Work to do: Find the lines below that contain the string "success". Copy each one.
================================
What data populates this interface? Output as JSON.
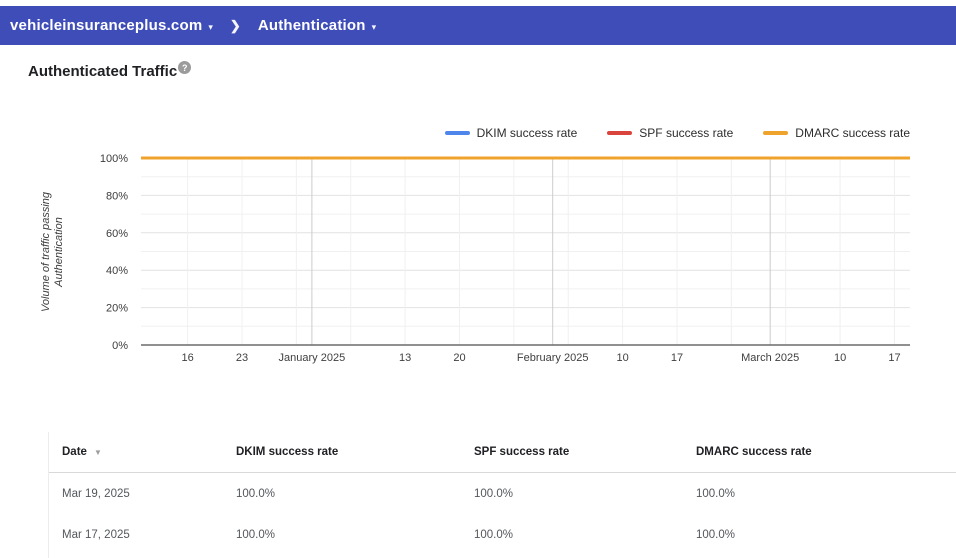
{
  "colors": {
    "topbar_bg": "#3f4db8",
    "axis": "#6b6b6b",
    "grid_major": "#e2e2e2",
    "grid_minor": "#f0f0f0",
    "grid_month": "#cccccc"
  },
  "header": {
    "domain": "vehicleinsuranceplus.com",
    "section": "Authentication",
    "chevron": "❯",
    "caret": "▾"
  },
  "page": {
    "title": "Authenticated Traffic",
    "help_glyph": "?"
  },
  "chart_data": {
    "type": "line",
    "title": "Authenticated Traffic",
    "ylabel_lines": [
      "Volume of traffic passing",
      "Authentication"
    ],
    "ylim": [
      0,
      100
    ],
    "grid": true,
    "legend_position": "top-right",
    "y_ticks": [
      {
        "value": 0,
        "label": "0%"
      },
      {
        "value": 20,
        "label": "20%"
      },
      {
        "value": 40,
        "label": "40%"
      },
      {
        "value": 60,
        "label": "60%"
      },
      {
        "value": 80,
        "label": "80%"
      },
      {
        "value": 100,
        "label": "100%"
      }
    ],
    "x_domain_days": [
      0,
      99
    ],
    "x_ticks": [
      {
        "day": 6,
        "label": "16",
        "kind": "week"
      },
      {
        "day": 13,
        "label": "23",
        "kind": "week"
      },
      {
        "day": 20,
        "label": "",
        "kind": "week"
      },
      {
        "day": 22,
        "label": "January 2025",
        "kind": "month"
      },
      {
        "day": 27,
        "label": "",
        "kind": "week"
      },
      {
        "day": 34,
        "label": "13",
        "kind": "week"
      },
      {
        "day": 41,
        "label": "20",
        "kind": "week"
      },
      {
        "day": 48,
        "label": "",
        "kind": "week"
      },
      {
        "day": 53,
        "label": "February 2025",
        "kind": "month"
      },
      {
        "day": 55,
        "label": "",
        "kind": "week"
      },
      {
        "day": 62,
        "label": "10",
        "kind": "week"
      },
      {
        "day": 69,
        "label": "17",
        "kind": "week"
      },
      {
        "day": 76,
        "label": "",
        "kind": "week"
      },
      {
        "day": 81,
        "label": "March 2025",
        "kind": "month"
      },
      {
        "day": 83,
        "label": "",
        "kind": "week"
      },
      {
        "day": 90,
        "label": "10",
        "kind": "week"
      },
      {
        "day": 97,
        "label": "17",
        "kind": "week"
      }
    ],
    "series": [
      {
        "name": "DKIM success rate",
        "color": "#4f86ec",
        "value_percent": 100
      },
      {
        "name": "SPF success rate",
        "color": "#d9453c",
        "value_percent": 100
      },
      {
        "name": "DMARC success rate",
        "color": "#efa32d",
        "value_percent": 100
      }
    ]
  },
  "table": {
    "columns": [
      "Date",
      "DKIM success rate",
      "SPF success rate",
      "DMARC success rate"
    ],
    "sort_column": "Date",
    "sort_icon": "▼",
    "rows": [
      [
        "Mar 19, 2025",
        "100.0%",
        "100.0%",
        "100.0%"
      ],
      [
        "Mar 17, 2025",
        "100.0%",
        "100.0%",
        "100.0%"
      ]
    ]
  }
}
================================
The result:
        "name": "DKIM success rate",
        "name": "SPF success rate",
        "name": "DMARC success rate",
      "DKIM success rate",
      "SPF success rate",
      "DMARC success rate"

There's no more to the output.